*PROVIDED ENTRIES:*
++++++
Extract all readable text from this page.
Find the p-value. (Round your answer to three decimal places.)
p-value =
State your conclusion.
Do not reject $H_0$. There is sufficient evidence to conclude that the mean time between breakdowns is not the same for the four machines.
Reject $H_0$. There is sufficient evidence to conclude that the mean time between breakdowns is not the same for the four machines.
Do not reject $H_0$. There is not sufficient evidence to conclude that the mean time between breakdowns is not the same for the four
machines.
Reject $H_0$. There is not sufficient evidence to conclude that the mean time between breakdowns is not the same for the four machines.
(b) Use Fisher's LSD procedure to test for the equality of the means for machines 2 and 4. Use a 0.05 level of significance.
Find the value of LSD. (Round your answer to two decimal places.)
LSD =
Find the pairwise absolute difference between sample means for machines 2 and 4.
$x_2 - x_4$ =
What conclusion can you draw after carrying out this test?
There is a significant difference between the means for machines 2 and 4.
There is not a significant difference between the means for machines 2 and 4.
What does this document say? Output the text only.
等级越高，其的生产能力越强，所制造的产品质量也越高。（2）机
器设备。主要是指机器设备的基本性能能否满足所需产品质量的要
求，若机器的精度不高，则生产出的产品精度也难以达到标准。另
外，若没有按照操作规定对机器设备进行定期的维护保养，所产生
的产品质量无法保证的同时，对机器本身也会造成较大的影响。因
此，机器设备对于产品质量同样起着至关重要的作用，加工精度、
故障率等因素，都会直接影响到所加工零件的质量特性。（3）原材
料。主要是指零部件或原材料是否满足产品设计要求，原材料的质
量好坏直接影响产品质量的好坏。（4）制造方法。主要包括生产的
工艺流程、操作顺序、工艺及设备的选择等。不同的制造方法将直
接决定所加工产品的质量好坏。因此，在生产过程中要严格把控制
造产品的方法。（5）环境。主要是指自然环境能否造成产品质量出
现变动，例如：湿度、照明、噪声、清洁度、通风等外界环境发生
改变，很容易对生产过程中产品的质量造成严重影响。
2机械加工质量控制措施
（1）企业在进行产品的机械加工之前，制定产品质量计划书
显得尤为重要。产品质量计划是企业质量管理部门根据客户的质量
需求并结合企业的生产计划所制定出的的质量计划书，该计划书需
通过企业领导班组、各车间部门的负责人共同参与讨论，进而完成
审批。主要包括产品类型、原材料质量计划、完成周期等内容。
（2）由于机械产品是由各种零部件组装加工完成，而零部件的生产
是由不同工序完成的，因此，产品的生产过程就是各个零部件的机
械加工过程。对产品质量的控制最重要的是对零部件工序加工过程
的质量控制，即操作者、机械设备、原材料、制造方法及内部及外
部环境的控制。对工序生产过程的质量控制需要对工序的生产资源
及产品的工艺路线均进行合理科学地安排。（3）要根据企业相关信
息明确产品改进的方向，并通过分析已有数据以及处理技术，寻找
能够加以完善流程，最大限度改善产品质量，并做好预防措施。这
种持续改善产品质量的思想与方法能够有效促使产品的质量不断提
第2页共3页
++++++
*EXERCISE OBJECTIVE:*
Repeat the data above, word for word.

*RESULT:*
Extract all readable text from this page.
Find the p-value. (Round your answer to three decimal places.)
p-value =
State your conclusion.
Do not reject $H_0$. There is sufficient evidence to conclude that the mean time between breakdowns is not the same for the four machines.
Reject $H_0$. There is sufficient evidence to conclude that the mean time between breakdowns is not the same for the four machines.
Do not reject $H_0$. There is not sufficient evidence to conclude that the mean time between breakdowns is not the same for the four
machines.
Reject $H_0$. There is not sufficient evidence to conclude that the mean time between breakdowns is not the same for the four machines.
(b) Use Fisher's LSD procedure to test for the equality of the means for machines 2 and 4. Use a 0.05 level of significance.
Find the value of LSD. (Round your answer to two decimal places.)
LSD =
Find the pairwise absolute difference between sample means for machines 2 and 4.
$x_2 - x_4$ =
What conclusion can you draw after carrying out this test?
There is a significant difference between the means for machines 2 and 4.
There is not a significant difference between the means for machines 2 and 4.
What does this document say? Output the text only.
等级越高，其的生产能力越强，所制造的产品质量也越高。（2）机
器设备。主要是指机器设备的基本性能能否满足所需产品质量的要
求，若机器的精度不高，则生产出的产品精度也难以达到标准。另
外，若没有按照操作规定对机器设备进行定期的维护保养，所产生
的产品质量无法保证的同时，对机器本身也会造成较大的影响。因
此，机器设备对于产品质量同样起着至关重要的作用，加工精度、
故障率等因素，都会直接影响到所加工零件的质量特性。（3）原材
料。主要是指零部件或原材料是否满足产品设计要求，原材料的质
量好坏直接影响产品质量的好坏。（4）制造方法。主要包括生产的
工艺流程、操作顺序、工艺及设备的选择等。不同的制造方法将直
接决定所加工产品的质量好坏。因此，在生产过程中要严格把控制
造产品的方法。（5）环境。主要是指自然环境能否造成产品质量出
现变动，例如：湿度、照明、噪声、清洁度、通风等外界环境发生
改变，很容易对生产过程中产品的质量造成严重影响。
2机械加工质量控制措施
（1）企业在进行产品的机械加工之前，制定产品质量计划书
显得尤为重要。产品质量计划是企业质量管理部门根据客户的质量
需求并结合企业的生产计划所制定出的的质量计划书，该计划书需
通过企业领导班组、各车间部门的负责人共同参与讨论，进而完成
审批。主要包括产品类型、原材料质量计划、完成周期等内容。
（2）由于机械产品是由各种零部件组装加工完成，而零部件的生产
是由不同工序完成的，因此，产品的生产过程就是各个零部件的机
械加工过程。对产品质量的控制最重要的是对零部件工序加工过程
的质量控制，即操作者、机械设备、原材料、制造方法及内部及外
部环境的控制。对工序生产过程的质量控制需要对工序的生产资源
及产品的工艺路线均进行合理科学地安排。（3）要根据企业相关信
息明确产品改进的方向，并通过分析已有数据以及处理技术，寻找
能够加以完善流程，最大限度改善产品质量，并做好预防措施。这
种持续改善产品质量的思想与方法能够有效促使产品的质量不断提
第2页共3页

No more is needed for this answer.